__Texte retenu__:
________________________________________

Ainsi signé : Par le roy, à la relacion du conseil. L. Daniel. — Visa. Contentor. Chaligaut.


1 Antoine de Chabannes, comte de Dammartin, né en 1411, mort à Paris, le 25 décembre 1488, grand panetier de France depuis l'an 1447. (Cf. notre vol. précédent, p. 334, note.)
2 André de Laval, seigneur de Lohéac, maréchal de France, né en 1411, mort en janvier 1486, était aussi seigneur de Pouzauges et de Tiffauges par son mariage avec Marie de Laval, fille du fameux Gilles de Rais et de Catherine de Thouars, dame desdites terres et seigneuries. (Cf. notre vol. précédent, p. 398, note.) A la date des faits rappélés ici (1449), il commandait sur la frontière du Maine et de la Normandie.
3 A propos de ce personnage et sans prétendre qu'il y ait lieu à identification, nous citerons le document suivant : Quittance donnée par Christin Pommier et Jeanne Légier, sa femme, assistés de Jacques de Poignes, écuyer, sr de la Chapelle, et de Marie du Retail, sa femme, veuve de feu Pierre Pommier et mère dudit Christin, à Marie de la Brosse, veuve de Jean Légier, écuyer, seigneur de la Sauvagère, et à Jean et Jacques Légier, mère et frères de ladite Jeanne, d'une somme de 100 livres sur celle de 250 livres qu'ils lui avaient donnée en dot. 8 mai 1498. (A. Richard, Archives du château de la Barre, t. Ier, p. 140.)
4 Thors était l'une des nombreuses terres et seigneuries dont Nicole de Blois, dite de Bretagne, avait hérité de sa mère, Isabelle de Vivonne, et qu'elle apporta à son mari avec le comté de Penthièvre et autres biens de son père. Le seigneur de Thors était alors par conséquent Jean n de Brosse, seigneur de Sainte-Sévère et de Boussac, comte de Penthièvre, etc., qui avait épousé Nicole, par contrat du 18 juin 1437. (Cf. ci-dessus, p. 38, note.)

________________________________________

__Matériel fourni__:
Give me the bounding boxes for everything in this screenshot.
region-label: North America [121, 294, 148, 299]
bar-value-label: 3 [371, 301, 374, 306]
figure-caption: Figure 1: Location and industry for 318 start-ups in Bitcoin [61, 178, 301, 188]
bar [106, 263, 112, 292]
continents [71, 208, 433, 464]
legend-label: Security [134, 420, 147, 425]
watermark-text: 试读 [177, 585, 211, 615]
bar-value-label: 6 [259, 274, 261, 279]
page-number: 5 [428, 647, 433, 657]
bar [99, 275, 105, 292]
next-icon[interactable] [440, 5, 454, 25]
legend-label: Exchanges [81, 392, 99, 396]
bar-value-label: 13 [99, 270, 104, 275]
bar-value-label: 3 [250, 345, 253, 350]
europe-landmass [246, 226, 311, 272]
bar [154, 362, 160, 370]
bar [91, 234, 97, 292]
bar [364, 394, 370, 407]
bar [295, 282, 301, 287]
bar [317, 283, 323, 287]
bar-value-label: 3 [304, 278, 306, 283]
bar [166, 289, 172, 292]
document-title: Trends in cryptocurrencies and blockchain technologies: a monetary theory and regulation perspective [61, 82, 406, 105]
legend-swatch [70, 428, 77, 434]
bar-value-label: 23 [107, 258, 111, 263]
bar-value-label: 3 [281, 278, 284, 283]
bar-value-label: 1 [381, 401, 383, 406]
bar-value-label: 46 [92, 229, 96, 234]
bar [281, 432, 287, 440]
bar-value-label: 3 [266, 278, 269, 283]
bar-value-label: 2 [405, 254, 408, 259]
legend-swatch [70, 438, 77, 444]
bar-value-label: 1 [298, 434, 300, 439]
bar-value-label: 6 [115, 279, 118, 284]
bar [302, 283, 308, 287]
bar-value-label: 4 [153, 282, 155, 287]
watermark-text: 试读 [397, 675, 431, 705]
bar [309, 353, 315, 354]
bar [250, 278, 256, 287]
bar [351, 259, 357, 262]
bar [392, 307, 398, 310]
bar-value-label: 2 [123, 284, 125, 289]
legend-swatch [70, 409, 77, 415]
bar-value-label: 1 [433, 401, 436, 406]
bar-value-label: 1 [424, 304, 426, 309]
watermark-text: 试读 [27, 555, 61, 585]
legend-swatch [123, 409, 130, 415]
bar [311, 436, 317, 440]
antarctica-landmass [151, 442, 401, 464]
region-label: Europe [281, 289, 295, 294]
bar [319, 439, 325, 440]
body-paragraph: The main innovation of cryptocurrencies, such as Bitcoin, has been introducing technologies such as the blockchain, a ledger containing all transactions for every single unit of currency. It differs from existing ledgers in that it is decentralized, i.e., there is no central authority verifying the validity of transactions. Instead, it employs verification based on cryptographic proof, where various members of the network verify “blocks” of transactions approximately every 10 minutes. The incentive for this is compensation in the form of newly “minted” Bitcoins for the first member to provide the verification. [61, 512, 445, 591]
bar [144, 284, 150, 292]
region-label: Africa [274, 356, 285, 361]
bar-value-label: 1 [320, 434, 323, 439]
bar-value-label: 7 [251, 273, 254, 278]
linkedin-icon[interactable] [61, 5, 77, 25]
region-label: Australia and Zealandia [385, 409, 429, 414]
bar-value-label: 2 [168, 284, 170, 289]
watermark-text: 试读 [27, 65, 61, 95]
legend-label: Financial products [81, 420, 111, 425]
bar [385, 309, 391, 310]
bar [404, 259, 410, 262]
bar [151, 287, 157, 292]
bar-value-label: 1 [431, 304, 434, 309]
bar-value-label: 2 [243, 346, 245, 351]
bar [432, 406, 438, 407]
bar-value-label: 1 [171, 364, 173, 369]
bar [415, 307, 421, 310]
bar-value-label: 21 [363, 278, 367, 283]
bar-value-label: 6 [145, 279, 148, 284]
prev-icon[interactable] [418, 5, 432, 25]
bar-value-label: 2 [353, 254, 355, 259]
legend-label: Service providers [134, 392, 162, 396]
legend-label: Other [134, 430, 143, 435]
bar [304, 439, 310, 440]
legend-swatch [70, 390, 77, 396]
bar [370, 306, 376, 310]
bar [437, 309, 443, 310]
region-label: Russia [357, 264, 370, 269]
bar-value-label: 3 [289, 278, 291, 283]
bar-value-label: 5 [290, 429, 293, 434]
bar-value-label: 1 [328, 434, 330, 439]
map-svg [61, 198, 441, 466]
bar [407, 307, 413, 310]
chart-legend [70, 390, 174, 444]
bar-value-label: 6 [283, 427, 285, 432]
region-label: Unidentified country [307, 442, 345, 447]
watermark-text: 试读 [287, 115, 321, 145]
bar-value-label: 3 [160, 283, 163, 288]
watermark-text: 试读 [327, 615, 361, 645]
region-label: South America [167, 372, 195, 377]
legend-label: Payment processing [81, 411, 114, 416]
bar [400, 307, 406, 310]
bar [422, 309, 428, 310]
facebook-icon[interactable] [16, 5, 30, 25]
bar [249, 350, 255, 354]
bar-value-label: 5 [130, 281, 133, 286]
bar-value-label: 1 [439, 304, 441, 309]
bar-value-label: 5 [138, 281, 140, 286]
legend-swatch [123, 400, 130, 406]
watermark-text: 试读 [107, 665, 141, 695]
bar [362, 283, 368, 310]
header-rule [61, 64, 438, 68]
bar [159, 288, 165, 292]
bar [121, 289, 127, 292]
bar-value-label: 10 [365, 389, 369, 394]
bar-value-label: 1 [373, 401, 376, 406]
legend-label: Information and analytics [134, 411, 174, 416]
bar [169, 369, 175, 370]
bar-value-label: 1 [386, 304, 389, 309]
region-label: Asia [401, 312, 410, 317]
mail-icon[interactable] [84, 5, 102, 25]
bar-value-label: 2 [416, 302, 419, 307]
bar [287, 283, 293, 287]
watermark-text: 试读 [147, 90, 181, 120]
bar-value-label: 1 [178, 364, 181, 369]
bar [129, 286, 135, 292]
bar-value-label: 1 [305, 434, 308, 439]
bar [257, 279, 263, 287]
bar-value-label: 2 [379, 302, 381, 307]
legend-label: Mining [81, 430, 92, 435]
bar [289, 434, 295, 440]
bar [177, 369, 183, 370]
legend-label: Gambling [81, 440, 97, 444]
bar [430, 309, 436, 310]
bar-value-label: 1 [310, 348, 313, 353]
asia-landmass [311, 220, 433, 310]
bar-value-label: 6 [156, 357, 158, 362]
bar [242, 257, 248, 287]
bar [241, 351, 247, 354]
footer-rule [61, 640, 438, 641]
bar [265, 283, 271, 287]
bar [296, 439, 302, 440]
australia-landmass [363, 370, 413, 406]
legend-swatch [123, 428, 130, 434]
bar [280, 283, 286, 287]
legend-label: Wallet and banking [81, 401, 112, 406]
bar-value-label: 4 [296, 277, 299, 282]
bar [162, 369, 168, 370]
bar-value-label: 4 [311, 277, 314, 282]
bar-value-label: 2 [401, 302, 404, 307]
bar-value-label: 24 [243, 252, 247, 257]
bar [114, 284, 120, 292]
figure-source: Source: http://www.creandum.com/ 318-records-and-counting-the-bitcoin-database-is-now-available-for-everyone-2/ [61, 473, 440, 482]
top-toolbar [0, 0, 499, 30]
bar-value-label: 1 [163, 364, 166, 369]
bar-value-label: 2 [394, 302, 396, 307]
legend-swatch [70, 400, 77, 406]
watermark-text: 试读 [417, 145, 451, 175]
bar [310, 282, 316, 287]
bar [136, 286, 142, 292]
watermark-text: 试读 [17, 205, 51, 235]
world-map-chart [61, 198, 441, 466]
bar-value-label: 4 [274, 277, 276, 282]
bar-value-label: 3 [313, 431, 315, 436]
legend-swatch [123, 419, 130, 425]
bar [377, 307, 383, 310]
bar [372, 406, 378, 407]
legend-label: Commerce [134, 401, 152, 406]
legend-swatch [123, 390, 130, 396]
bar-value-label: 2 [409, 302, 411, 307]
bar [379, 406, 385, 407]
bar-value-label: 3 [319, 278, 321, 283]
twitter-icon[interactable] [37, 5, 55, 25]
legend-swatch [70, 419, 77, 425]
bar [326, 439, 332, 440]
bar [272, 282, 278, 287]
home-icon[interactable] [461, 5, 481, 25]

________________________________________

__Consigne 1__: Recopiez le passage du texte retenu qui va de « 3 A propos de » jusqu'à « Ier, p. 140.) ».
__Consigne 2__:
Le texte retenu confirme-t-il chacune des affirmations suivantes ? Répondez par oui ou par non et citez les mots du texte qui tranchent.
(a) Antoine de Chabannes est mort à Paris.
(b) André de Laval était le fils de Gilles de Rais.
(c) Le seigneur de Thors avait épousé Nicole par contrat du 18 juin 1437.
__Consigne 3__: D'après le texte retenu, depuis quelle année Antoine de Chabannes était-il grand panetier de France ?

__Réponse attendue 1__:
3 A propos de ce personnage et sans prétendre qu'il y ait lieu à identification, nous citerons le document suivant : Quittance donnée par Christin Pommier et Jeanne Légier, sa femme, assistés de Jacques de Poignes, écuyer, sr de la Chapelle, et de Marie du Retail, sa femme, veuve de feu Pierre Pommier et mère dudit Christin, à Marie de la Brosse, veuve de Jean Légier, écuyer, seigneur de la Sauvagère, et à Jean et Jacques Légier, mère et frères de ladite Jeanne, d'une somme de 100 livres sur celle de 250 livres qu'ils lui avaient donnée en dot. 8 mai 1498. (A. Richard, Archives du château de la Barre, t. Ier, p. 140.)

__Réponse attendue 2__:
(a) Oui : « mort à Paris, le 25 décembre 1488 ».
(b) Non : « par son mariage avec Marie de Laval, fille du fameux Gilles de Rais ».
(c) Oui : « qui avait épousé Nicole, par contrat du 18 juin 1437 ».

__Réponse attendue 3__: Depuis l'an 1447.